___ WORKING DATA ___
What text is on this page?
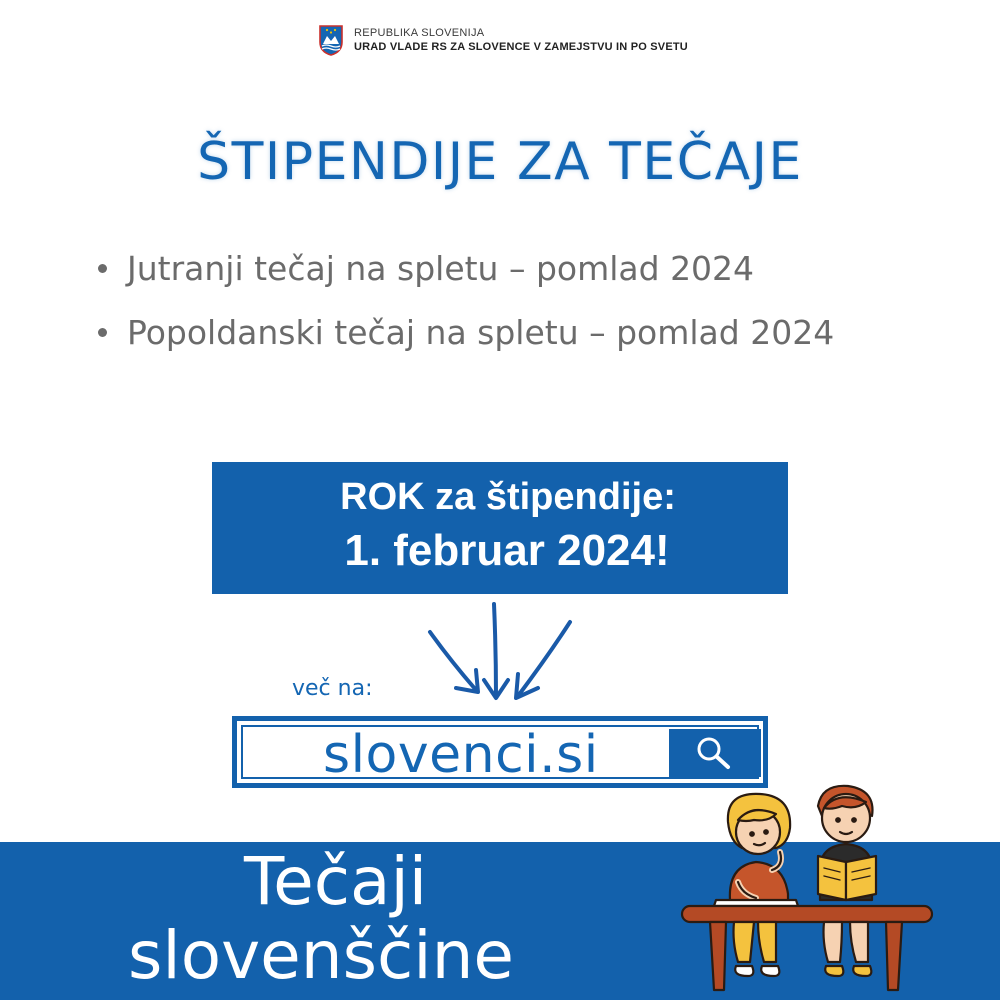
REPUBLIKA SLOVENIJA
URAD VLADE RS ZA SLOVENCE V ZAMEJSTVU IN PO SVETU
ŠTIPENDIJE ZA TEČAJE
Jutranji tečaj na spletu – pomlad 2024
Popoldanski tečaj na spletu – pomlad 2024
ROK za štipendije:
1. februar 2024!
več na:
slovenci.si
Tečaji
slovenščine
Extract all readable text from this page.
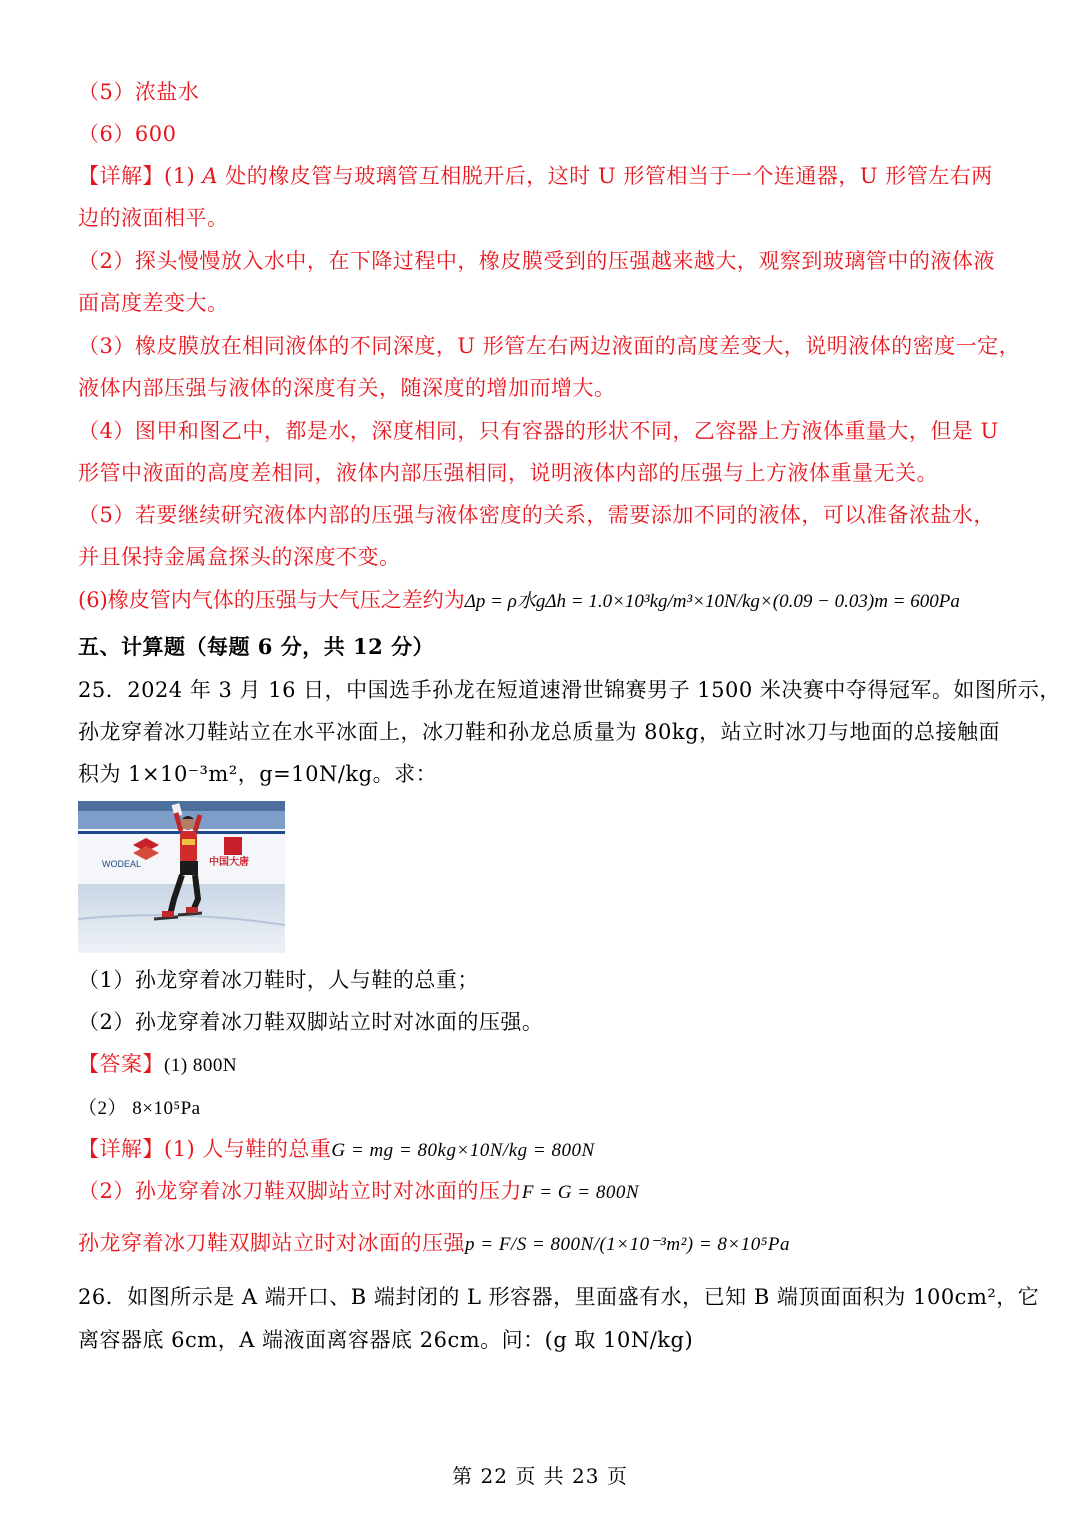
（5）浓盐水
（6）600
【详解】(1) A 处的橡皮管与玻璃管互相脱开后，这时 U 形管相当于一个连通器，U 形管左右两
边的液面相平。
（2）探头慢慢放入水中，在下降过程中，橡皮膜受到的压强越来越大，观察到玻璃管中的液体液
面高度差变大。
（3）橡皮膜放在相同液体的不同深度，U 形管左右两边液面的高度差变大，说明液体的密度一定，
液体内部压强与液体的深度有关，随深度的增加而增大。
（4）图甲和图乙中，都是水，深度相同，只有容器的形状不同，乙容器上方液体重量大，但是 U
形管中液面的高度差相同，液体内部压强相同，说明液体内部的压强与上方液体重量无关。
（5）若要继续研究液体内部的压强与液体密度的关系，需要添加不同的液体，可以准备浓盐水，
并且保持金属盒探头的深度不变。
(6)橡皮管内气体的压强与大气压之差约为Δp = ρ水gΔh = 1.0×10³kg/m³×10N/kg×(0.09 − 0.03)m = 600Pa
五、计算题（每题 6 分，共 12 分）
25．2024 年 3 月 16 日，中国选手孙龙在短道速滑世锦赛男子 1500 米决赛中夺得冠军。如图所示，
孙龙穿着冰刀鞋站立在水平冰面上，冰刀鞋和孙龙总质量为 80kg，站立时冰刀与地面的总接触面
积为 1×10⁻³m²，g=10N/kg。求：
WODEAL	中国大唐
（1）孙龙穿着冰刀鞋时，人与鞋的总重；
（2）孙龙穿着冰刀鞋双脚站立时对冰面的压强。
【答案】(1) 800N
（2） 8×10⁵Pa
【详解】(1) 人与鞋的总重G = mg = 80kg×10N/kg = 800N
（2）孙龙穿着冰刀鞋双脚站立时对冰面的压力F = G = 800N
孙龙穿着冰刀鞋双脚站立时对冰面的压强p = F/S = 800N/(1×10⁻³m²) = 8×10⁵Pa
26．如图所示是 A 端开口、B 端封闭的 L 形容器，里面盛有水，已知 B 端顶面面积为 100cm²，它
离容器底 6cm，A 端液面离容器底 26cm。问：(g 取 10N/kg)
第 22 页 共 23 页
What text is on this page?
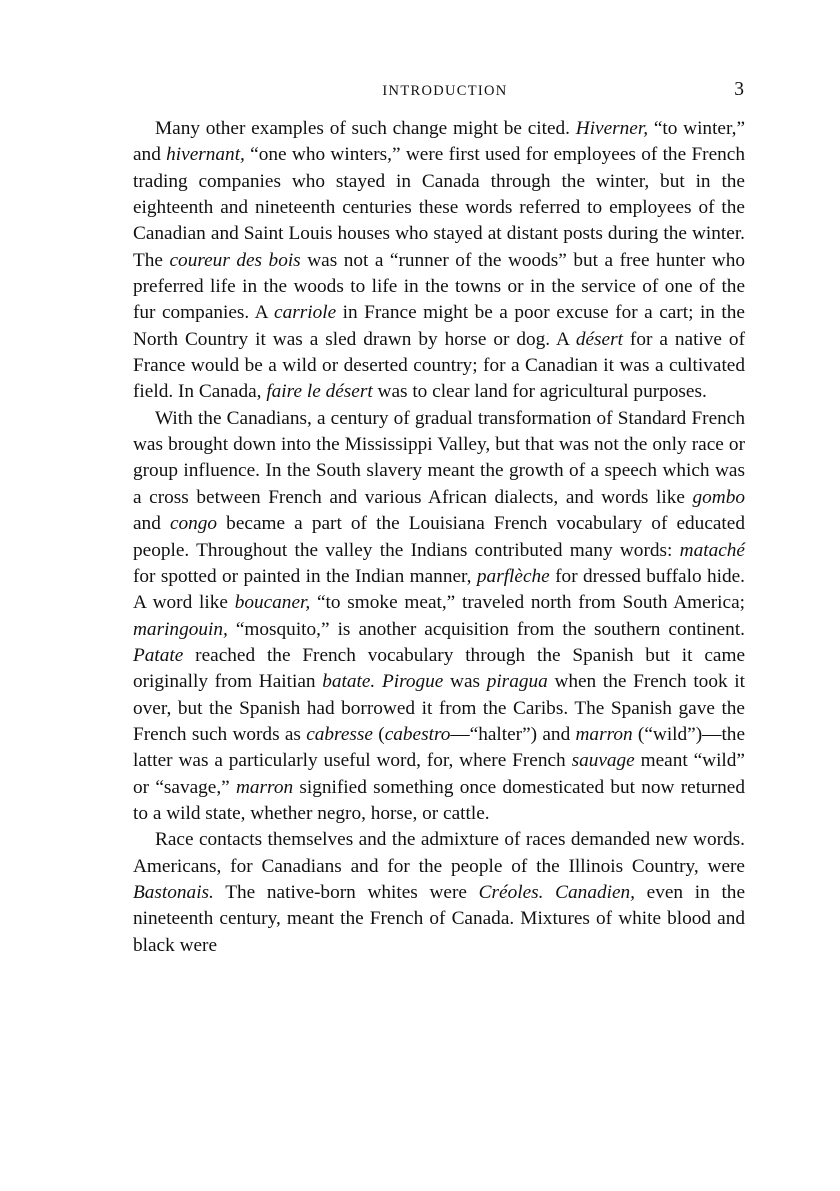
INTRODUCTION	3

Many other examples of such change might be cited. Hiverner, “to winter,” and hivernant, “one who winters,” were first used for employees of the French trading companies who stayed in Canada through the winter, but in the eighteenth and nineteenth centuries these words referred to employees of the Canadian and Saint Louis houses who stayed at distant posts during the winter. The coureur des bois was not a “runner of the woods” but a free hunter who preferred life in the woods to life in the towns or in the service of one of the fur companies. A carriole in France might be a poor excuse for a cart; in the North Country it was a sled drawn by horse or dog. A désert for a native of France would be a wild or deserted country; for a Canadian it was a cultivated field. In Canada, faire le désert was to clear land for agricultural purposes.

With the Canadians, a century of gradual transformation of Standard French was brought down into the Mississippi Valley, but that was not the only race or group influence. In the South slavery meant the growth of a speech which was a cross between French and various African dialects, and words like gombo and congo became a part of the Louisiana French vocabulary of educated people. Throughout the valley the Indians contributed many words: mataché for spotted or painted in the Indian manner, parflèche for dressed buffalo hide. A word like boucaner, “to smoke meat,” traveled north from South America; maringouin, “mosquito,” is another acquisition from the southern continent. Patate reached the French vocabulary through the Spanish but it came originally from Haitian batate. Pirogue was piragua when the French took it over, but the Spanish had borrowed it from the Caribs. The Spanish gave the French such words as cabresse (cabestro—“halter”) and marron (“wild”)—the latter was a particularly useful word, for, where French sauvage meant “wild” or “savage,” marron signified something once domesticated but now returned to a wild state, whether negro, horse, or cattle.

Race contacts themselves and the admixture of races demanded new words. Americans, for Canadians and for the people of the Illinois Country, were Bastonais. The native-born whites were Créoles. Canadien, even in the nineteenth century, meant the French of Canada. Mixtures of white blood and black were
___
### STATED EXERCISE
Copy out every line with the word "Canadians".

### SOLUTION TO THIS TASK
With the Canadians, a century of gradual transformation of Standard French was brought down into the Mississippi Valley, but that was not the only race or group influence. In the South slavery meant the growth of a speech which was a cross between French and various African dialects, and words like gombo and congo became a part of the Louisiana French vocabulary of educated people. Throughout the valley the Indians contributed many words: mataché for spotted or painted in the Indian manner, parflèche for dressed buffalo hide. A word like boucaner, “to smoke meat,” traveled north from South America; maringouin, “mosquito,” is another acquisition from the southern continent. Patate reached the French vocabulary through the Spanish but it came originally from Haitian batate. Pirogue was piragua when the French took it over, but the Spanish had borrowed it from the Caribs. The Spanish gave the French such words as cabresse (cabestro—“halter”) and marron (“wild”)—the latter was a particularly useful word, for, where French sauvage meant “wild” or “savage,” marron signified something once domesticated but now returned to a wild state, whether negro, horse, or cattle.
Race contacts themselves and the admixture of races demanded new words. Americans, for Canadians and for the people of the Illinois Country, were Bastonais. The native-born whites were Créoles. Canadien, even in the nineteenth century, meant the French of Canada. Mixtures of white blood and black were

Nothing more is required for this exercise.